DOCUMENT SEGMENT:
(begin)

Bailey v. Pride Manufacturing Company, LLC et al
Filing
108
MEMORANDUM DECISION AND ORDER Defendants' Motion to Dismiss (Dkt. 38 ) is DENIED. Defendants' Motion for Sanctions (Dkt. 66 ) is DENIED. Plaintiff's Motions to Supplement (Dkt. 77 , 84 ) are GRANTED in part and DENIED in part as stated herein. Plaintiff's Motion to Amend (Dkt. 89 ) is GRANTED. Plaintiff shall file the proposed Amended Complaint on CM/ECF as a separate document entitled "Amended Complaint." Signed by Judge Edward J. Lodge. (jp)
UNITED STATES DISTRICT
FOR THE DISTRICT OF IDAHO
MAURICE BAILEY,
Case No. 1:13-cv-00051-EJL
Plaintiff,
vs.

(end)

DATASET EXTRACT:
(begin)

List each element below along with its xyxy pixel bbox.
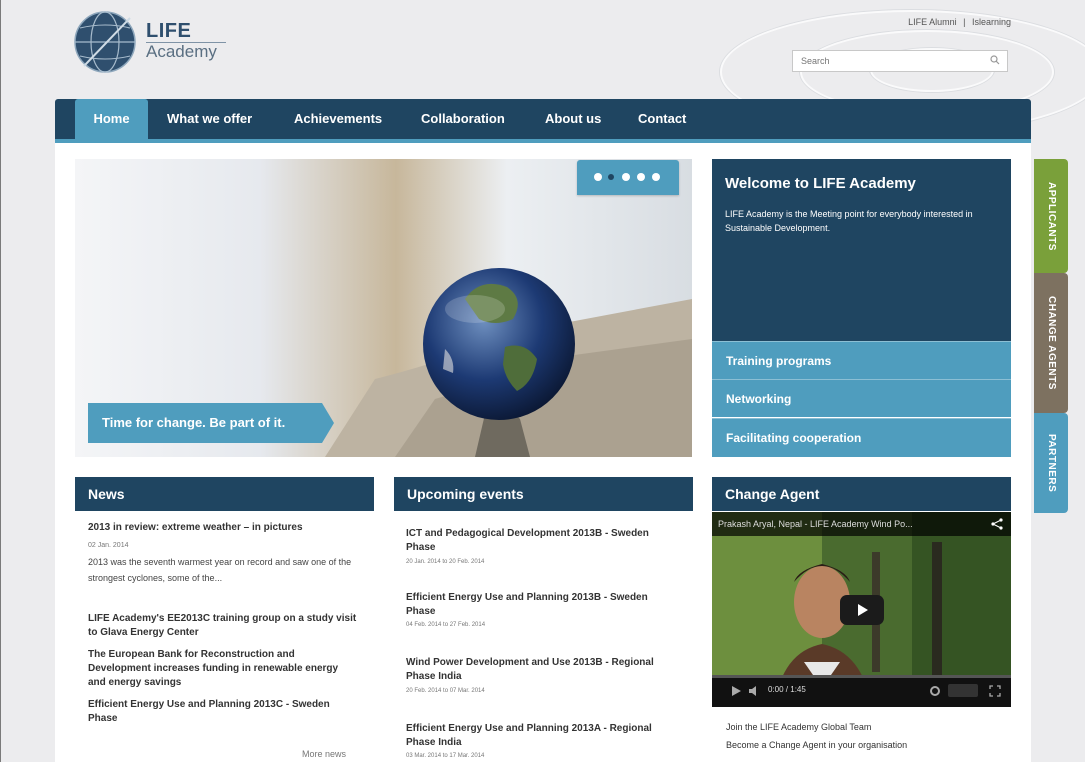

(end)

SET PROBLEM 1: In the Bailey v. Pride Manufacturing filing, which judge signed the memorandum decision and order?
SET PROBLEM 2: Continue the Bailey v. Pride Manufacturing filing from the point where it stops.

RIGHT ANSWER 1: Judge Edward J. Lodge

RIGHT ANSWER 2:
PRIDE MANUFACTURING COMPANY,
LLC, a limited liability company organized
under the laws of Wisconsin;
SOFTSPIKES, LLC, a limited liability
company organized under the laws of
Delaware; MCMULLIN
LABORATORIES, INC, d/b/a
MCMULLIN LABS, an administratively
dissolved corporation organized under the
laws of Idaho; MICHAEL J.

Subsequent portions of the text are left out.